--- Requirements ---
• a. In the headphone forum thread, which portable amp does KimChee say they chose?
• b. Write the next post in the headphone forum thread, picking up after its final post.

--- Document extract ---

begin

Yeah I understand that the sound leak is no good. And I am considering another set of cans before the lcd2s. I will have a look at the models you mentioned. And the thunder pants seem like an impressive headphones to. Where I live is pretty quiet and the open back headphones I have used (he 400) leak noise to and I do like the advantages of leaking noise to some degree because if I'm long boarding its good to know when something is approaching or something loud is around per chance.


----------



## reddragon

i heard the maker of thunderpants bailed out on people and i dont know if you can still get a brand new thunderpants now. besides, i also read that people think mad dogs and paradox are superior mods than the thunderpants... i own none of these, i just read about them... i do however have the stock fostex t50rp and i dont like it very much...


----------



## chickenparm

Hey what do you know I bought the LCD-2's now im gonna get a nice piece of Schiit amp lol. maybe... i want to research it more
   
   
  but maybe...


----------



## KimChee

I chose Headstage Arrow for my portable amp, it is the best all around for me size and performance.  I've got it taped to the back of my iphone 4.


----------



## brianc0428

My SR-71B powered the lcd2's perfectly and with the new updates it can't be beat in my opinion.

end

--- Information shown ---

begin

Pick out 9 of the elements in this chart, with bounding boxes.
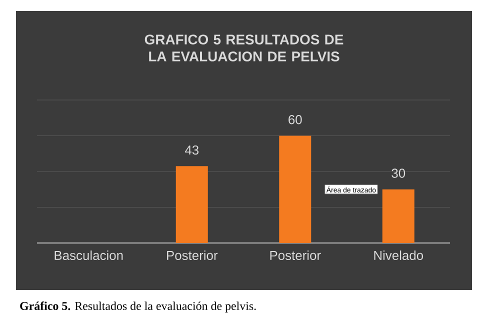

end

--- Task-by-task results ---
• a. The Headstage Arrow.

• b.
----------



## midnightwalker

For portable amp, I drive my LCD2/3 with the TTVJ Apex Glacier. Some may say it doesn't have enough power but I see that's good enough, at least to me


----------



## chickenparm

So I have had the LCD-2s for a few days now and i have to say a lot of things people have been spewing at me about how i can get cans with very similar audio graphs for way less and LCD-2s are riding on quite a bit of bloat and bla bla bla, I realized that you can only go so far based on graphs... so far all the so called competitors on a budget I have compared side by side and what I got out of it was that you cant go your whole life thinking you can have it all figured out by data and graphs. The LCD-2s are worth every penny. There are too many variables to consider like how the cans sit on your head and suit your needs as far as grasp and weight and other things, Plllllluuuuss, the fact that every LCD-2 can come a bit different from its siblings, kind of like twins looking the same... but kinda different....     you know what I mean 
	

	
	
		
		

		
		
	


	



  unless you bite the bullet and actually have them to compare do'nt ever dare tell people they are wasting their money because you really have to try it before you judge it. Right?? makes sense
   
  My graph has a little more sparkle, (I think) than the usual pair of LCD-2s from that I have seen. The highs are completely present thus less "dark" of a sound. I could not have hoped for a better result from these headphones! Next stop. AMP!
  It's surprising how little of a frequency loss there is when not using an AMP mostly you lose power is all and even then its loud enough to block most outside sound, which by the way, reminds me that saying that the LCD-2s are not for mobile use bla bla bla, every sound in the world will ruin my music experience bla bla bla, YOU HAVE NOT OWNED A PAIR OF THESE OBVIOUSLY! lol
  As far as them being opene backed, they dont leak nearly as much noise as quincey jones's or dt880's and especially not NEARLY as much as he-400/h-6's, again thanks for the misleading speculation people lol.


----------



## chickenparm

But I know that all you were all doing is trying to help that is so thank you for all the juicy topic discussion!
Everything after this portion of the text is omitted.